* Requirements: Restate the data exactly as given and keep the pictures out.

═══

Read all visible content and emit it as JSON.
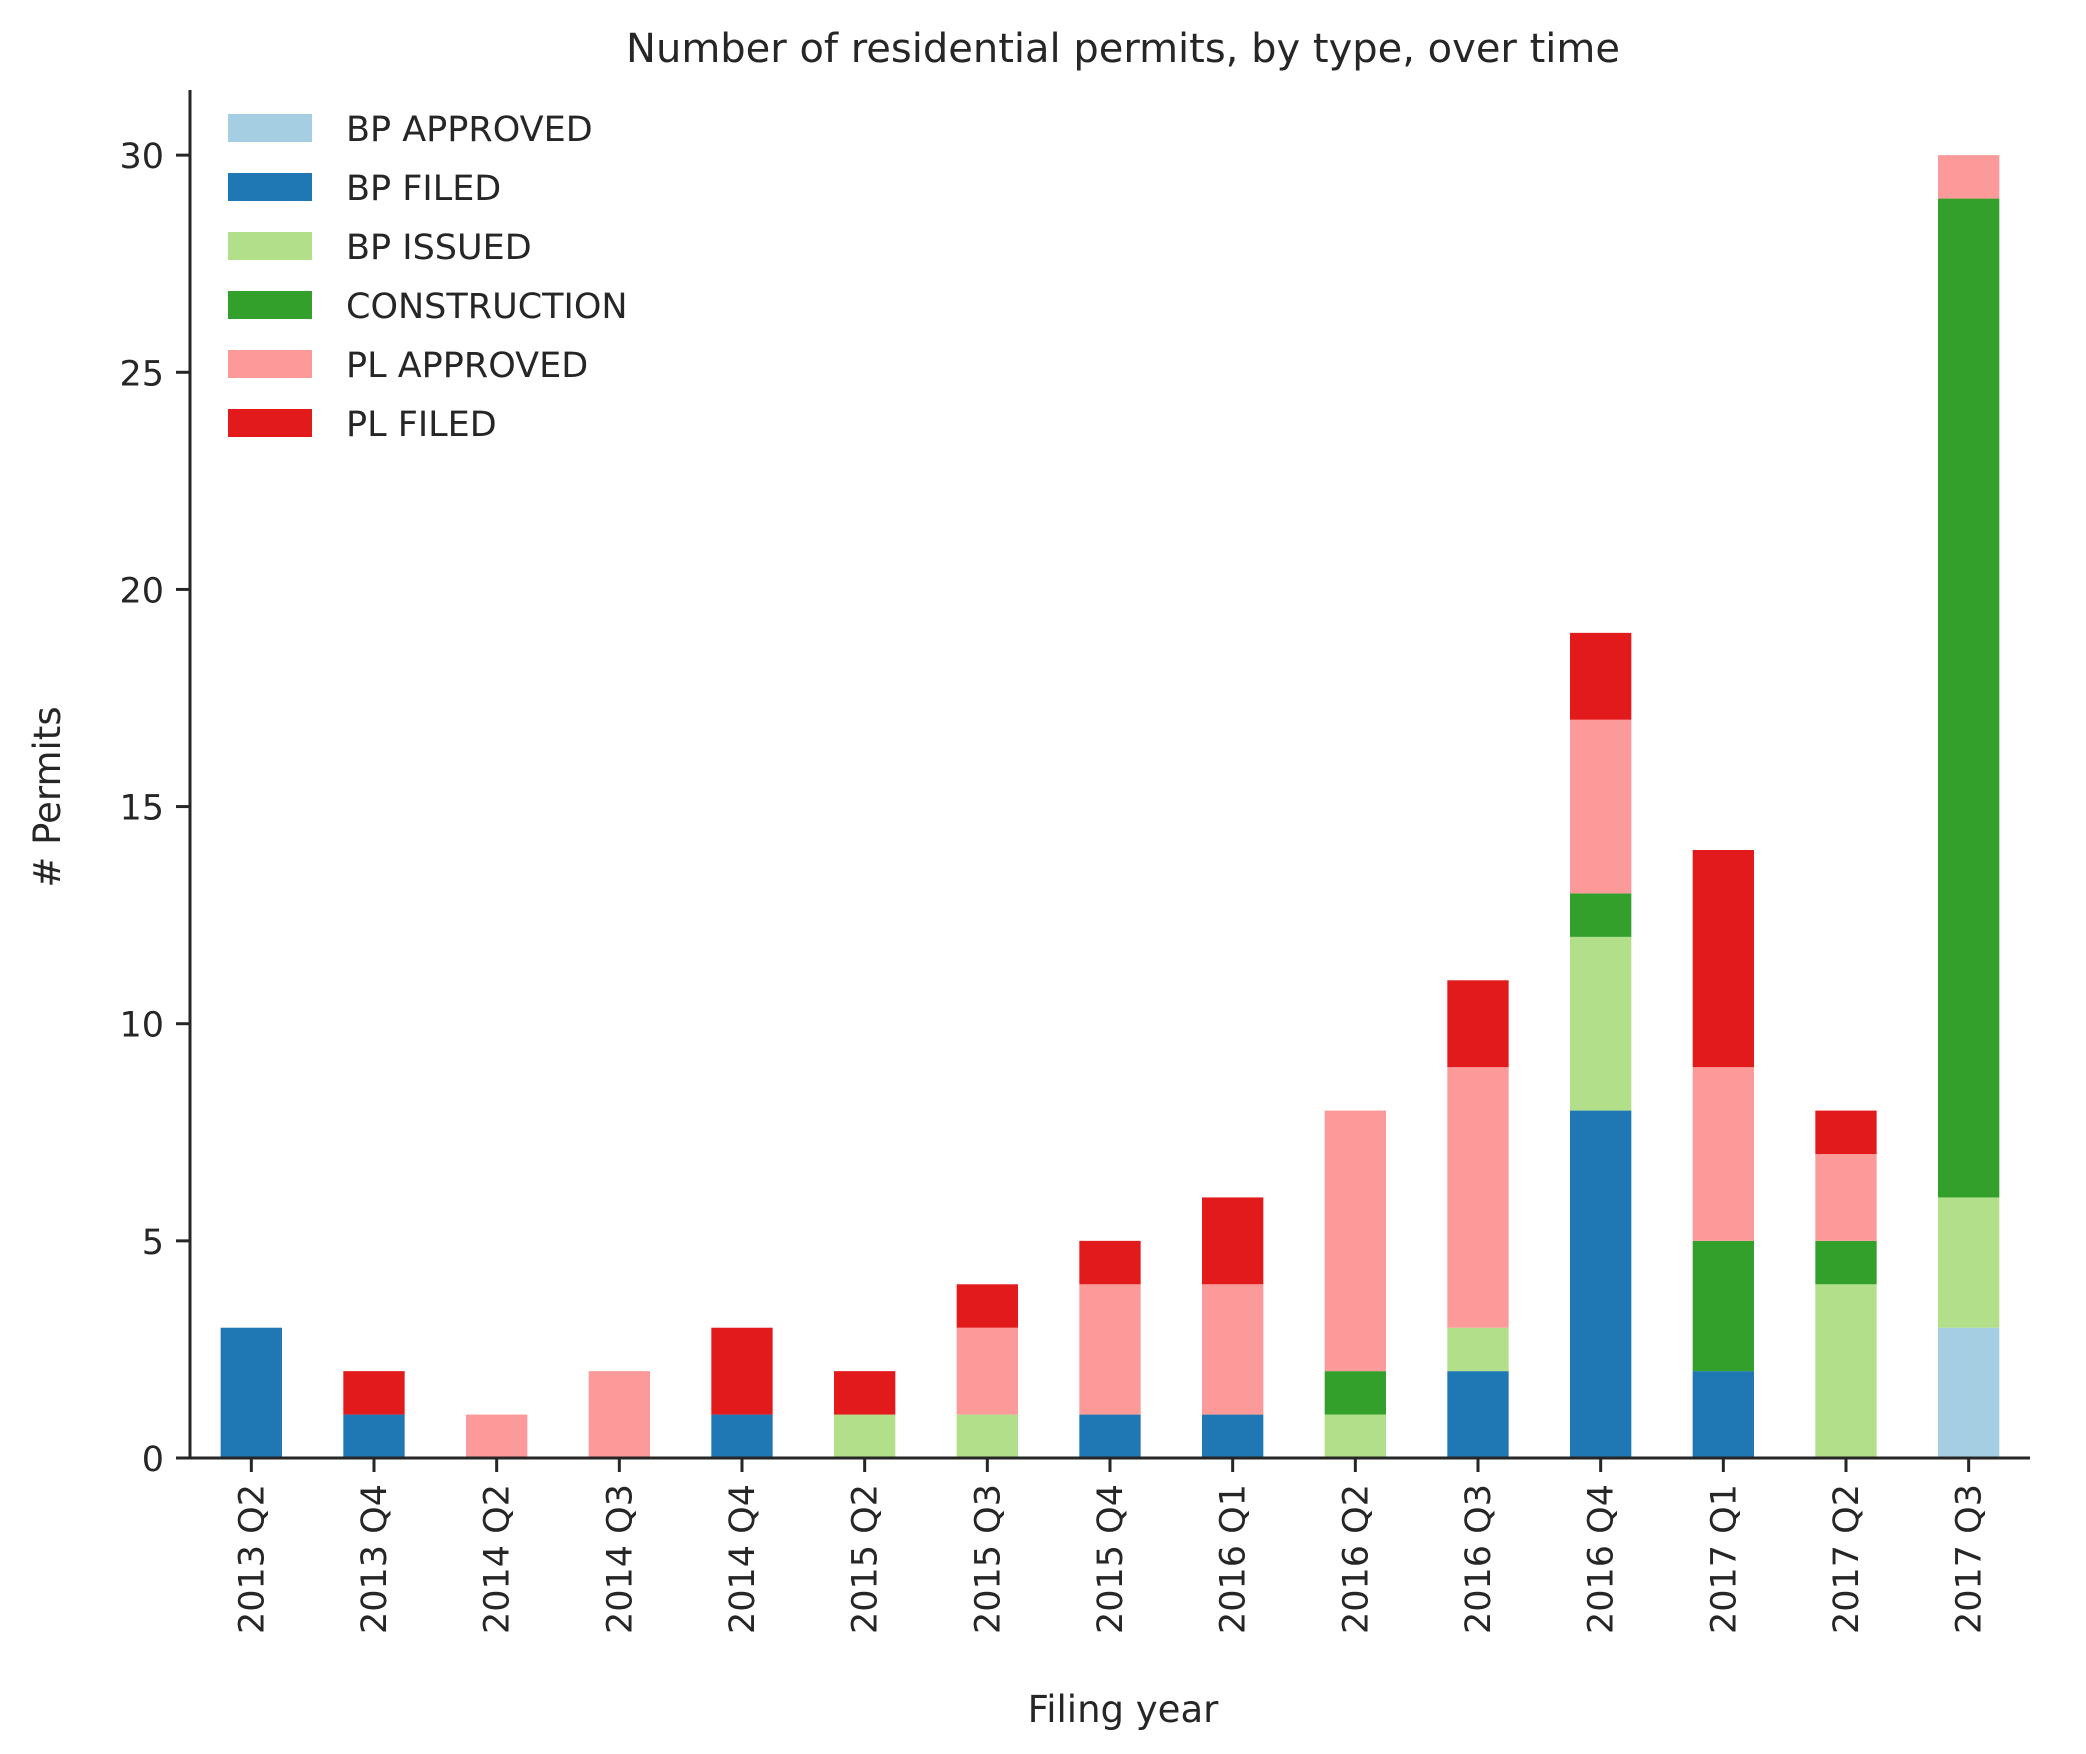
{
  "chart_data": {
    "type": "bar",
    "stacked": true,
    "title": "Number of residential permits, by type, over time",
    "xlabel": "Filing year",
    "ylabel": "# Permits",
    "ylim": [
      0,
      31.5
    ],
    "yticks": [
      0,
      5,
      10,
      15,
      20,
      25,
      30
    ],
    "grid": false,
    "legend_position": "top-left",
    "categories": [
      "2013 Q2",
      "2013 Q4",
      "2014 Q2",
      "2014 Q3",
      "2014 Q4",
      "2015 Q2",
      "2015 Q3",
      "2015 Q4",
      "2016 Q1",
      "2016 Q2",
      "2016 Q3",
      "2016 Q4",
      "2017 Q1",
      "2017 Q2",
      "2017 Q3"
    ],
    "series": [
      {
        "name": "BP APPROVED",
        "color": "#a6cee3",
        "values": [
          0,
          0,
          0,
          0,
          0,
          0,
          0,
          0,
          0,
          0,
          0,
          0,
          0,
          0,
          3
        ]
      },
      {
        "name": "BP FILED",
        "color": "#1f78b4",
        "values": [
          3,
          1,
          0,
          0,
          1,
          0,
          0,
          1,
          1,
          0,
          2,
          8,
          2,
          0,
          0
        ]
      },
      {
        "name": "BP ISSUED",
        "color": "#b2df8a",
        "values": [
          0,
          0,
          0,
          0,
          0,
          1,
          1,
          0,
          0,
          1,
          1,
          4,
          0,
          4,
          3
        ]
      },
      {
        "name": "CONSTRUCTION",
        "color": "#33a02c",
        "values": [
          0,
          0,
          0,
          0,
          0,
          0,
          0,
          0,
          0,
          1,
          0,
          1,
          3,
          1,
          23
        ]
      },
      {
        "name": "PL APPROVED",
        "color": "#fb9a99",
        "values": [
          0,
          0,
          1,
          2,
          0,
          0,
          2,
          3,
          3,
          6,
          6,
          4,
          4,
          2,
          1
        ]
      },
      {
        "name": "PL FILED",
        "color": "#e31a1c",
        "values": [
          0,
          1,
          0,
          0,
          2,
          1,
          1,
          1,
          2,
          0,
          2,
          2,
          5,
          1,
          0
        ]
      }
    ]
  }
}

═══

* Right answer:
Read all visible content and emit it as JSON.
{
  "chart_data": {
    "type": "bar",
    "stacked": true,
    "title": "Number of residential permits, by type, over time",
    "xlabel": "Filing year",
    "ylabel": "# Permits",
    "ylim": [
      0,
      31.5
    ],
    "yticks": [
      0,
      5,
      10,
      15,
      20,
      25,
      30
    ],
    "grid": false,
    "legend_position": "top-left",
    "categories": [
      "2013 Q2",
      "2013 Q4",
      "2014 Q2",
      "2014 Q3",
      "2014 Q4",
      "2015 Q2",
      "2015 Q3",
      "2015 Q4",
      "2016 Q1",
      "2016 Q2",
      "2016 Q3",
      "2016 Q4",
      "2017 Q1",
      "2017 Q2",
      "2017 Q3"
    ],
    "series": [
      {
        "name": "BP APPROVED",
        "color": "#a6cee3",
        "values": [
          0,
          0,
          0,
          0,
          0,
          0,
          0,
          0,
          0,
          0,
          0,
          0,
          0,
          0,
          3
        ]
      },
      {
        "name": "BP FILED",
        "color": "#1f78b4",
        "values": [
          3,
          1,
          0,
          0,
          1,
          0,
          0,
          1,
          1,
          0,
          2,
          8,
          2,
          0,
          0
        ]
      },
      {
        "name": "BP ISSUED",
        "color": "#b2df8a",
        "values": [
          0,
          0,
          0,
          0,
          0,
          1,
          1,
          0,
          0,
          1,
          1,
          4,
          0,
          4,
          3
        ]
      },
      {
        "name": "CONSTRUCTION",
        "color": "#33a02c",
        "values": [
          0,
          0,
          0,
          0,
          0,
          0,
          0,
          0,
          0,
          1,
          0,
          1,
          3,
          1,
          23
        ]
      },
      {
        "name": "PL APPROVED",
        "color": "#fb9a99",
        "values": [
          0,
          0,
          1,
          2,
          0,
          0,
          2,
          3,
          3,
          6,
          6,
          4,
          4,
          2,
          1
        ]
      },
      {
        "name": "PL FILED",
        "color": "#e31a1c",
        "values": [
          0,
          1,
          0,
          0,
          2,
          1,
          1,
          1,
          2,
          0,
          2,
          2,
          5,
          1,
          0
        ]
      }
    ]
  }
}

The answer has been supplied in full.